▶ [Written task] Repeat every record below exactly as written.

▶ [Exercise data]
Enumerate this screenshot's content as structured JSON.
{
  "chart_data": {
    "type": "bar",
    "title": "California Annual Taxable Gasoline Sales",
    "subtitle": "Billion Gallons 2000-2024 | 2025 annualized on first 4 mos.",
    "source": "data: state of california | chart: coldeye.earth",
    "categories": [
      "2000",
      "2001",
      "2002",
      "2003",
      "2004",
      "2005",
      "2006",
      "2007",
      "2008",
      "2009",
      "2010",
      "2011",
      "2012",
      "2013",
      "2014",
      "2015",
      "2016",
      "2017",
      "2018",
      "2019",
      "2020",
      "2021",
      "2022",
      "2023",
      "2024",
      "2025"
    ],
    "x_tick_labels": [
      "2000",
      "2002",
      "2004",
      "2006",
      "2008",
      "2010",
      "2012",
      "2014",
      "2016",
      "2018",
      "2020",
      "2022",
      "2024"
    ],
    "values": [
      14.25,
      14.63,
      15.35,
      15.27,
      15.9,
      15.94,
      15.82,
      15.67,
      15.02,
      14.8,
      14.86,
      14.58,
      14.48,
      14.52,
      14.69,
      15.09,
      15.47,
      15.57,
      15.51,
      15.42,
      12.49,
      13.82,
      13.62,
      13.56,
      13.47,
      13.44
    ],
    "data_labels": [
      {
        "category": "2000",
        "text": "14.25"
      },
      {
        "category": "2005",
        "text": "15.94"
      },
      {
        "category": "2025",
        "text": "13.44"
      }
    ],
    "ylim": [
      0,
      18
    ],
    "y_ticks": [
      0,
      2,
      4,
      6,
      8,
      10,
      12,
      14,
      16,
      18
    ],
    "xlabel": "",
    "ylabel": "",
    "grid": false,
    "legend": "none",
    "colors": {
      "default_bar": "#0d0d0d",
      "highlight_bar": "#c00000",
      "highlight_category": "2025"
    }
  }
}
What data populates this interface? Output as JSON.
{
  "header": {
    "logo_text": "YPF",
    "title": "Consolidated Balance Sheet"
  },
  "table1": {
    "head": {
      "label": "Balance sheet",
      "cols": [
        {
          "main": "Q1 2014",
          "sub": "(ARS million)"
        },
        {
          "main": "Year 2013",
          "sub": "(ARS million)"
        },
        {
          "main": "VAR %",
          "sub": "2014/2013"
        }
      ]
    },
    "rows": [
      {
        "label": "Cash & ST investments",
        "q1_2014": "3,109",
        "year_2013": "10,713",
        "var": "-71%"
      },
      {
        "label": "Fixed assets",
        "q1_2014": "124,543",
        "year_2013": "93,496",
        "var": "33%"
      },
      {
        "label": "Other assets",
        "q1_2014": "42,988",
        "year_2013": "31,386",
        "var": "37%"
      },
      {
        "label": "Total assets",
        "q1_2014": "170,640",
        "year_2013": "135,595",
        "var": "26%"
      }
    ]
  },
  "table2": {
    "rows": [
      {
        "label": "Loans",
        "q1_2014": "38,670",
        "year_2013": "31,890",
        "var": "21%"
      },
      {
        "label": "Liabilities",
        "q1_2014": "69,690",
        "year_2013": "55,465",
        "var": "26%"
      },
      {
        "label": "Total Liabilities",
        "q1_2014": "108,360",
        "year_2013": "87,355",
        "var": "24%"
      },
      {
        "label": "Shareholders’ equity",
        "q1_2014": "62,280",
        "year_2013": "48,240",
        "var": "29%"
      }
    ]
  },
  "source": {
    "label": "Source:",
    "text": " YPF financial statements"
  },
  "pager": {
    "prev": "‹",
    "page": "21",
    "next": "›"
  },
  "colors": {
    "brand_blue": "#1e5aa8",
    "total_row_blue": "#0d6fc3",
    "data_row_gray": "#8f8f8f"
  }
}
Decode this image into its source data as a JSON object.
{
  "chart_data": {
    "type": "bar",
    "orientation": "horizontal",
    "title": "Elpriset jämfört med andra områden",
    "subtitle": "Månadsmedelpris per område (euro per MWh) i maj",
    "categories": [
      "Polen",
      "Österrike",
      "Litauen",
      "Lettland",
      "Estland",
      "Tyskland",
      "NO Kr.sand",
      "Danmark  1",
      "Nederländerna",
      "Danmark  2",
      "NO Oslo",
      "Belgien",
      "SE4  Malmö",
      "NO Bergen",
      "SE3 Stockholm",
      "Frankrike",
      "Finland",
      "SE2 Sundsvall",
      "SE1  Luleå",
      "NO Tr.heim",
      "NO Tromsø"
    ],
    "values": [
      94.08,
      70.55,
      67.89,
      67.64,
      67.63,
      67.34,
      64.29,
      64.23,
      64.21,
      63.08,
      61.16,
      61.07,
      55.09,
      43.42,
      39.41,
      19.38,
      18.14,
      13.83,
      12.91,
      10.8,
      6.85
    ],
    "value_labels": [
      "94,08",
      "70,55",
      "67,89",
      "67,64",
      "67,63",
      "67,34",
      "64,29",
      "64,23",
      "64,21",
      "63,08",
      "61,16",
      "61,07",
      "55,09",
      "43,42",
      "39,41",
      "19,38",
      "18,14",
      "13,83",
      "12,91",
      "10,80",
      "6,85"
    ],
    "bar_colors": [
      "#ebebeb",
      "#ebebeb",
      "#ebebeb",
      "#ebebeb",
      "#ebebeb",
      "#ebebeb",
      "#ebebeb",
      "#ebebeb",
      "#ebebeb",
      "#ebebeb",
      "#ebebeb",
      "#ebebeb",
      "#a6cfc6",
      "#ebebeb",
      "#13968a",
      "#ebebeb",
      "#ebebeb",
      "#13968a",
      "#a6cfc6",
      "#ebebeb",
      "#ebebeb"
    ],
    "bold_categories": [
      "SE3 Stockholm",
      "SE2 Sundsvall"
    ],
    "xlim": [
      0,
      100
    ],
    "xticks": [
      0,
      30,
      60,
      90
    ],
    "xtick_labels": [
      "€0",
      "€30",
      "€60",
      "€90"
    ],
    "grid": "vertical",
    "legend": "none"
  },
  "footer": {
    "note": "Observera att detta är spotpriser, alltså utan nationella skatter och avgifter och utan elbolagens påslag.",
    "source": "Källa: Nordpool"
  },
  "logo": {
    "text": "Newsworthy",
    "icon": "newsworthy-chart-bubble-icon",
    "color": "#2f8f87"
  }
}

▶ [Written solution]
Enumerate this screenshot's content as structured JSON.
{
  "chart_data": {
    "type": "bar",
    "title": "California Annual Taxable Gasoline Sales",
    "subtitle": "Billion Gallons 2000-2024 | 2025 annualized on first 4 mos.",
    "source": "data: state of california | chart: coldeye.earth",
    "categories": [
      "2000",
      "2001",
      "2002",
      "2003",
      "2004",
      "2005",
      "2006",
      "2007",
      "2008",
      "2009",
      "2010",
      "2011",
      "2012",
      "2013",
      "2014",
      "2015",
      "2016",
      "2017",
      "2018",
      "2019",
      "2020",
      "2021",
      "2022",
      "2023",
      "2024",
      "2025"
    ],
    "x_tick_labels": [
      "2000",
      "2002",
      "2004",
      "2006",
      "2008",
      "2010",
      "2012",
      "2014",
      "2016",
      "2018",
      "2020",
      "2022",
      "2024"
    ],
    "values": [
      14.25,
      14.63,
      15.35,
      15.27,
      15.9,
      15.94,
      15.82,
      15.67,
      15.02,
      14.8,
      14.86,
      14.58,
      14.48,
      14.52,
      14.69,
      15.09,
      15.47,
      15.57,
      15.51,
      15.42,
      12.49,
      13.82,
      13.62,
      13.56,
      13.47,
      13.44
    ],
    "data_labels": [
      {
        "category": "2000",
        "text": "14.25"
      },
      {
        "category": "2005",
        "text": "15.94"
      },
      {
        "category": "2025",
        "text": "13.44"
      }
    ],
    "ylim": [
      0,
      18
    ],
    "y_ticks": [
      0,
      2,
      4,
      6,
      8,
      10,
      12,
      14,
      16,
      18
    ],
    "xlabel": "",
    "ylabel": "",
    "grid": false,
    "legend": "none",
    "colors": {
      "default_bar": "#0d0d0d",
      "highlight_bar": "#c00000",
      "highlight_category": "2025"
    }
  }
}
What data populates this interface? Output as JSON.
{
  "header": {
    "logo_text": "YPF",
    "title": "Consolidated Balance Sheet"
  },
  "table1": {
    "head": {
      "label": "Balance sheet",
      "cols": [
        {
          "main": "Q1 2014",
          "sub": "(ARS million)"
        },
        {
          "main": "Year 2013",
          "sub": "(ARS million)"
        },
        {
          "main": "VAR %",
          "sub": "2014/2013"
        }
      ]
    },
    "rows": [
      {
        "label": "Cash & ST investments",
        "q1_2014": "3,109",
        "year_2013": "10,713",
        "var": "-71%"
      },
      {
        "label": "Fixed assets",
        "q1_2014": "124,543",
        "year_2013": "93,496",
        "var": "33%"
      },
      {
        "label": "Other assets",
        "q1_2014": "42,988",
        "year_2013": "31,386",
        "var": "37%"
      },
      {
        "label": "Total assets",
        "q1_2014": "170,640",
        "year_2013": "135,595",
        "var": "26%"
      }
    ]
  },
  "table2": {
    "rows": [
      {
        "label": "Loans",
        "q1_2014": "38,670",
        "year_2013": "31,890",
        "var": "21%"
      },
      {
        "label": "Liabilities",
        "q1_2014": "69,690",
        "year_2013": "55,465",
        "var": "26%"
      },
      {
        "label": "Total Liabilities",
        "q1_2014": "108,360",
        "year_2013": "87,355",
        "var": "24%"
      },
      {
        "label": "Shareholders’ equity",
        "q1_2014": "62,280",
        "year_2013": "48,240",
        "var": "29%"
      }
    ]
  },
  "source": {
    "label": "Source:",
    "text": " YPF financial statements"
  },
  "pager": {
    "prev": "‹",
    "page": "21",
    "next": "›"
  },
  "colors": {
    "brand_blue": "#1e5aa8",
    "total_row_blue": "#0d6fc3",
    "data_row_gray": "#8f8f8f"
  }
}
Decode this image into its source data as a JSON object.
{
  "chart_data": {
    "type": "bar",
    "orientation": "horizontal",
    "title": "Elpriset jämfört med andra områden",
    "subtitle": "Månadsmedelpris per område (euro per MWh) i maj",
    "categories": [
      "Polen",
      "Österrike",
      "Litauen",
      "Lettland",
      "Estland",
      "Tyskland",
      "NO Kr.sand",
      "Danmark  1",
      "Nederländerna",
      "Danmark  2",
      "NO Oslo",
      "Belgien",
      "SE4  Malmö",
      "NO Bergen",
      "SE3 Stockholm",
      "Frankrike",
      "Finland",
      "SE2 Sundsvall",
      "SE1  Luleå",
      "NO Tr.heim",
      "NO Tromsø"
    ],
    "values": [
      94.08,
      70.55,
      67.89,
      67.64,
      67.63,
      67.34,
      64.29,
      64.23,
      64.21,
      63.08,
      61.16,
      61.07,
      55.09,
      43.42,
      39.41,
      19.38,
      18.14,
      13.83,
      12.91,
      10.8,
      6.85
    ],
    "value_labels": [
      "94,08",
      "70,55",
      "67,89",
      "67,64",
      "67,63",
      "67,34",
      "64,29",
      "64,23",
      "64,21",
      "63,08",
      "61,16",
      "61,07",
      "55,09",
      "43,42",
      "39,41",
      "19,38",
      "18,14",
      "13,83",
      "12,91",
      "10,80",
      "6,85"
    ],
    "bar_colors": [
      "#ebebeb",
      "#ebebeb",
      "#ebebeb",
      "#ebebeb",
      "#ebebeb",
      "#ebebeb",
      "#ebebeb",
      "#ebebeb",
      "#ebebeb",
      "#ebebeb",
      "#ebebeb",
      "#ebebeb",
      "#a6cfc6",
      "#ebebeb",
      "#13968a",
      "#ebebeb",
      "#ebebeb",
      "#13968a",
      "#a6cfc6",
      "#ebebeb",
      "#ebebeb"
    ],
    "bold_categories": [
      "SE3 Stockholm",
      "SE2 Sundsvall"
    ],
    "xlim": [
      0,
      100
    ],
    "xticks": [
      0,
      30,
      60,
      90
    ],
    "xtick_labels": [
      "€0",
      "€30",
      "€60",
      "€90"
    ],
    "grid": "vertical",
    "legend": "none"
  },
  "footer": {
    "note": "Observera att detta är spotpriser, alltså utan nationella skatter och avgifter och utan elbolagens påslag.",
    "source": "Källa: Nordpool"
  },
  "logo": {
    "text": "Newsworthy",
    "icon": "newsworthy-chart-bubble-icon",
    "color": "#2f8f87"
  }
}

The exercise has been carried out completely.